(Records about charts and figures)

++++++++

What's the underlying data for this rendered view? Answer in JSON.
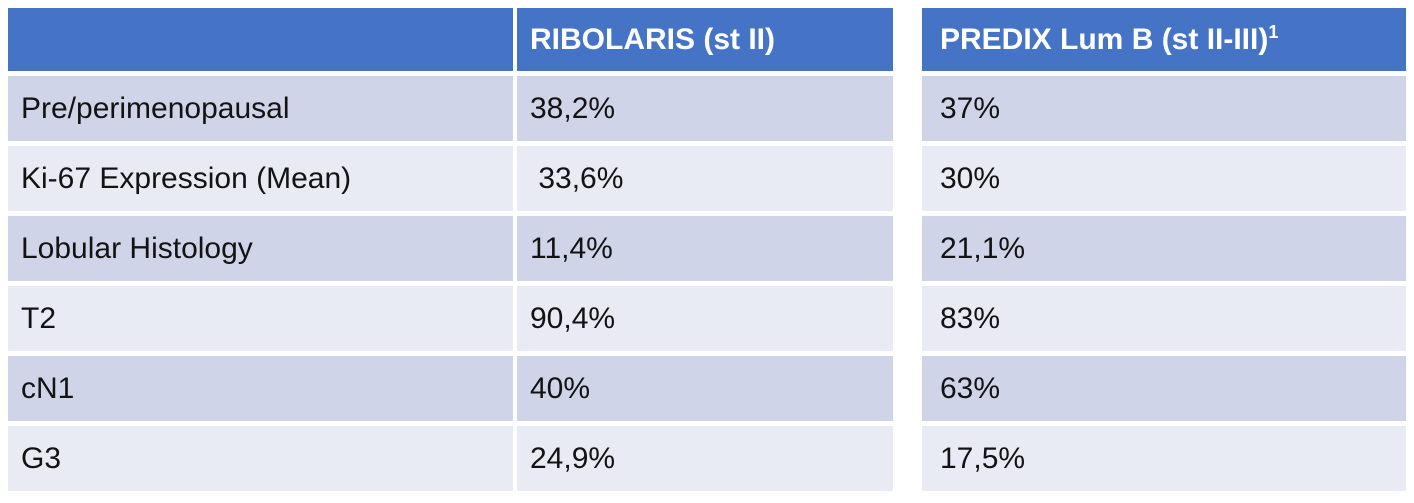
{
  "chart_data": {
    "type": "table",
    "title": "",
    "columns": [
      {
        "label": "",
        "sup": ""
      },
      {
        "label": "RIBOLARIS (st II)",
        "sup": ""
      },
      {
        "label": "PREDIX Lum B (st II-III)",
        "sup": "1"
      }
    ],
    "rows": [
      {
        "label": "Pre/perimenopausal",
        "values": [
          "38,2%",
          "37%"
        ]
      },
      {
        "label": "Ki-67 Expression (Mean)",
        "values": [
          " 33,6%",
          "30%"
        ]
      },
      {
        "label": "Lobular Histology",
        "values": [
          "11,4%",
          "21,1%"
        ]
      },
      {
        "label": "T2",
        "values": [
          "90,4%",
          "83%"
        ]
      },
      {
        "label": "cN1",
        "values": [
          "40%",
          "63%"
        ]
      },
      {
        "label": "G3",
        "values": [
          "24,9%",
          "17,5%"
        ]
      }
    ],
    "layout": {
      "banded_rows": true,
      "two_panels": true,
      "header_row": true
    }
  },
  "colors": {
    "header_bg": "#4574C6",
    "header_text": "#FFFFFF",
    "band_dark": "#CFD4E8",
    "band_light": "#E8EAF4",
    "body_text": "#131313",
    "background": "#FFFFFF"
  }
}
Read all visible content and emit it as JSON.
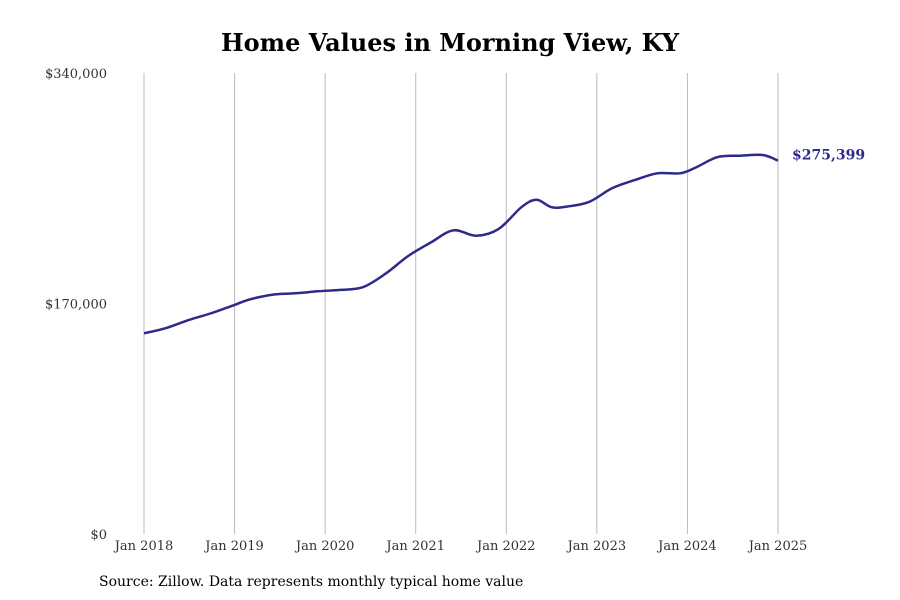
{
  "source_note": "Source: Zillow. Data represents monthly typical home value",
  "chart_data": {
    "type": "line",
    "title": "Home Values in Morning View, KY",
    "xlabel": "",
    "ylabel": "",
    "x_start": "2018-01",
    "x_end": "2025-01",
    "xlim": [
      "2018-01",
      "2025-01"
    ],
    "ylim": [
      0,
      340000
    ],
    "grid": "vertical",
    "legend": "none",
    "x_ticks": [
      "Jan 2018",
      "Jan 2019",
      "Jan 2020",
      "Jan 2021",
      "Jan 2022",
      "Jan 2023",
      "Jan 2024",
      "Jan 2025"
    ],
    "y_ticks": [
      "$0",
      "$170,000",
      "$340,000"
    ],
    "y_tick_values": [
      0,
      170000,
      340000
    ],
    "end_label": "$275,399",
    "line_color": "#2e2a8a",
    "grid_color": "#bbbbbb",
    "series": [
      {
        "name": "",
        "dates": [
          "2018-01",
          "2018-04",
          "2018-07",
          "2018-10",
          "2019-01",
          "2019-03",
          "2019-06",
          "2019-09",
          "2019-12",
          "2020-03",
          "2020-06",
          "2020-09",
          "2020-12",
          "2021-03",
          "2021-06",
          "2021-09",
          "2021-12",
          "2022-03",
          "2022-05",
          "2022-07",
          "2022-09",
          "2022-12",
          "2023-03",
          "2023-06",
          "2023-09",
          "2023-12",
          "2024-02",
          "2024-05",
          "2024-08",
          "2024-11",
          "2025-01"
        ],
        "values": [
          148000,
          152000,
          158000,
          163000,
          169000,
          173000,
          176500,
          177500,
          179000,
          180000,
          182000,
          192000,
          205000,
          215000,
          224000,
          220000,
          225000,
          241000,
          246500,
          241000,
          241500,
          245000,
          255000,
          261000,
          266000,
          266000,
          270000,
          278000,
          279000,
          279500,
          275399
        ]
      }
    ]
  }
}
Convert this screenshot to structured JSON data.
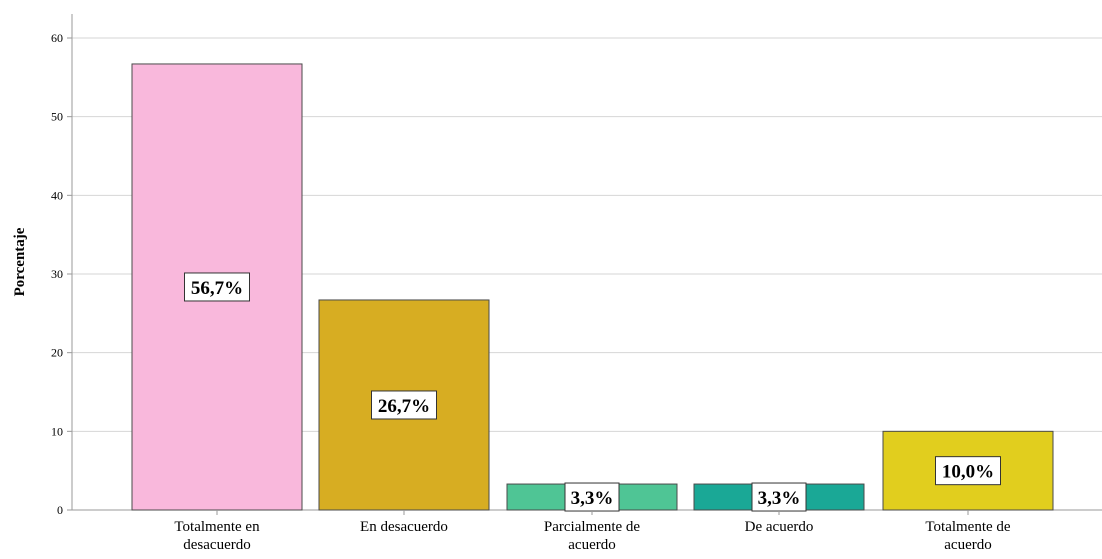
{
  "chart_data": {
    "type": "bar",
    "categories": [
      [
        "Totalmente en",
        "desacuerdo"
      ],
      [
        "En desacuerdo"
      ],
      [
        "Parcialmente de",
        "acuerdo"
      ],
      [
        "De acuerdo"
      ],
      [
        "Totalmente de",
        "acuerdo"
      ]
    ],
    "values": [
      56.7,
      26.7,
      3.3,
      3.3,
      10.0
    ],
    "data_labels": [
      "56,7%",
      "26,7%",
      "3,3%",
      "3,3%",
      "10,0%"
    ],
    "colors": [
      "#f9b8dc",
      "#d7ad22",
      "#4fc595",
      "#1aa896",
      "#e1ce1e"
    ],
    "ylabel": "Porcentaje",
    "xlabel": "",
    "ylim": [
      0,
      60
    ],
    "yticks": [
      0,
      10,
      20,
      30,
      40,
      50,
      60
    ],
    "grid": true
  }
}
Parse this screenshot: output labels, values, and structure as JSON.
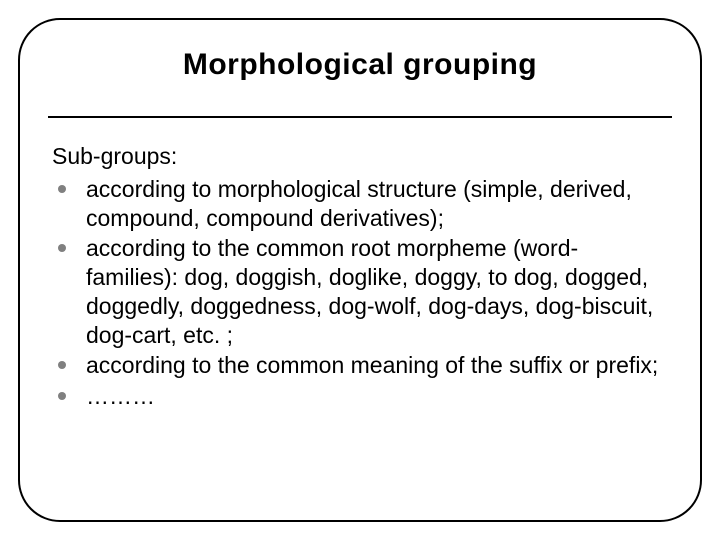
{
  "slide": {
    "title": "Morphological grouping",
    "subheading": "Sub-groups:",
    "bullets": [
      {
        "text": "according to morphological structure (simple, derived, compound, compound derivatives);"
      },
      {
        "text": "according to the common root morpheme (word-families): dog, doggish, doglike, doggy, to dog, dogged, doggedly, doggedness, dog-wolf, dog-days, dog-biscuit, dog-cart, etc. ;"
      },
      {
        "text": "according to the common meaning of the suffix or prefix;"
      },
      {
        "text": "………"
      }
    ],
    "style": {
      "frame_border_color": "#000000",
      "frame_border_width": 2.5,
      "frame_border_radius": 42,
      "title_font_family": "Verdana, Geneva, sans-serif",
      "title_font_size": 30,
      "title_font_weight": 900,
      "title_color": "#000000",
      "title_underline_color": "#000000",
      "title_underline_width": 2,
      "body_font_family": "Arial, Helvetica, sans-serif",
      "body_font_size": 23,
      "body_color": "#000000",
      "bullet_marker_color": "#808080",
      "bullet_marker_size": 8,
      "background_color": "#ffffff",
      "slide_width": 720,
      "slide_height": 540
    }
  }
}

++++++++

:: WHAT IS REQUIRED ::
Transcribe the records above exactly as they appear, leaving out any pictures.

:: RESULT ::
What's the underlying data for this rendered view? Answer in JSON.
{
  "chart_data": {
    "type": "table",
    "title": "",
    "columns": [
      {
        "label": "",
        "sup": ""
      },
      {
        "label": "RIBOLARIS (st II)",
        "sup": ""
      },
      {
        "label": "PREDIX Lum B (st II-III)",
        "sup": "1"
      }
    ],
    "rows": [
      {
        "label": "Pre/perimenopausal",
        "values": [
          "38,2%",
          "37%"
        ]
      },
      {
        "label": "Ki-67 Expression (Mean)",
        "values": [
          " 33,6%",
          "30%"
        ]
      },
      {
        "label": "Lobular Histology",
        "values": [
          "11,4%",
          "21,1%"
        ]
      },
      {
        "label": "T2",
        "values": [
          "90,4%",
          "83%"
        ]
      },
      {
        "label": "cN1",
        "values": [
          "40%",
          "63%"
        ]
      },
      {
        "label": "G3",
        "values": [
          "24,9%",
          "17,5%"
        ]
      }
    ],
    "layout": {
      "banded_rows": true,
      "two_panels": true,
      "header_row": true
    }
  },
  "colors": {
    "header_bg": "#4574C6",
    "header_text": "#FFFFFF",
    "band_dark": "#CFD4E8",
    "band_light": "#E8EAF4",
    "body_text": "#131313",
    "background": "#FFFFFF"
  }
}
Read all visible content and emit it as JSON.
{
  "source_note": "Source: Zillow. Data represents monthly typical home value",
  "chart_data": {
    "type": "line",
    "title": "Home Values in Morning View, KY",
    "xlabel": "",
    "ylabel": "",
    "x_start": "2018-01",
    "x_end": "2025-01",
    "xlim": [
      "2018-01",
      "2025-01"
    ],
    "ylim": [
      0,
      340000
    ],
    "grid": "vertical",
    "legend": "none",
    "x_ticks": [
      "Jan 2018",
      "Jan 2019",
      "Jan 2020",
      "Jan 2021",
      "Jan 2022",
      "Jan 2023",
      "Jan 2024",
      "Jan 2025"
    ],
    "y_ticks": [
      "$0",
      "$170,000",
      "$340,000"
    ],
    "y_tick_values": [
      0,
      170000,
      340000
    ],
    "end_label": "$275,399",
    "line_color": "#2e2a8a",
    "grid_color": "#bbbbbb",
    "series": [
      {
        "name": "",
        "dates": [
          "2018-01",
          "2018-04",
          "2018-07",
          "2018-10",
          "2019-01",
          "2019-03",
          "2019-06",
          "2019-09",
          "2019-12",
          "2020-03",
          "2020-06",
          "2020-09",
          "2020-12",
          "2021-03",
          "2021-06",
          "2021-09",
          "2021-12",
          "2022-03",
          "2022-05",
          "2022-07",
          "2022-09",
          "2022-12",
          "2023-03",
          "2023-06",
          "2023-09",
          "2023-12",
          "2024-02",
          "2024-05",
          "2024-08",
          "2024-11",
          "2025-01"
        ],
        "values": [
          148000,
          152000,
          158000,
          163000,
          169000,
          173000,
          176500,
          177500,
          179000,
          180000,
          182000,
          192000,
          205000,
          215000,
          224000,
          220000,
          225000,
          241000,
          246500,
          241000,
          241500,
          245000,
          255000,
          261000,
          266000,
          266000,
          270000,
          278000,
          279000,
          279500,
          275399
        ]
      }
    ]
  }
}
Convert this screenshot to structured JSON data.
{
  "chart_data": {
    "type": "bar",
    "categories": [
      [
        "Totalmente en",
        "desacuerdo"
      ],
      [
        "En desacuerdo"
      ],
      [
        "Parcialmente de",
        "acuerdo"
      ],
      [
        "De acuerdo"
      ],
      [
        "Totalmente de",
        "acuerdo"
      ]
    ],
    "values": [
      56.7,
      26.7,
      3.3,
      3.3,
      10.0
    ],
    "data_labels": [
      "56,7%",
      "26,7%",
      "3,3%",
      "3,3%",
      "10,0%"
    ],
    "colors": [
      "#f9b8dc",
      "#d7ad22",
      "#4fc595",
      "#1aa896",
      "#e1ce1e"
    ],
    "ylabel": "Porcentaje",
    "xlabel": "",
    "ylim": [
      0,
      60
    ],
    "yticks": [
      0,
      10,
      20,
      30,
      40,
      50,
      60
    ],
    "grid": true
  }
}
Parse this screenshot: output labels, values, and structure as JSON.
{
  "slide": {
    "title": "Morphological grouping",
    "subheading": "Sub-groups:",
    "bullets": [
      {
        "text": "according to morphological structure (simple, derived, compound, compound derivatives);"
      },
      {
        "text": "according to the common root morpheme (word-families): dog, doggish, doglike, doggy, to dog, dogged, doggedly, doggedness, dog-wolf, dog-days, dog-biscuit, dog-cart, etc. ;"
      },
      {
        "text": "according to the common meaning of the suffix or prefix;"
      },
      {
        "text": "………"
      }
    ],
    "style": {
      "frame_border_color": "#000000",
      "frame_border_width": 2.5,
      "frame_border_radius": 42,
      "title_font_family": "Verdana, Geneva, sans-serif",
      "title_font_size": 30,
      "title_font_weight": 900,
      "title_color": "#000000",
      "title_underline_color": "#000000",
      "title_underline_width": 2,
      "body_font_family": "Arial, Helvetica, sans-serif",
      "body_font_size": 23,
      "body_color": "#000000",
      "bullet_marker_color": "#808080",
      "bullet_marker_size": 8,
      "background_color": "#ffffff",
      "slide_width": 720,
      "slide_height": 540
    }
  }
}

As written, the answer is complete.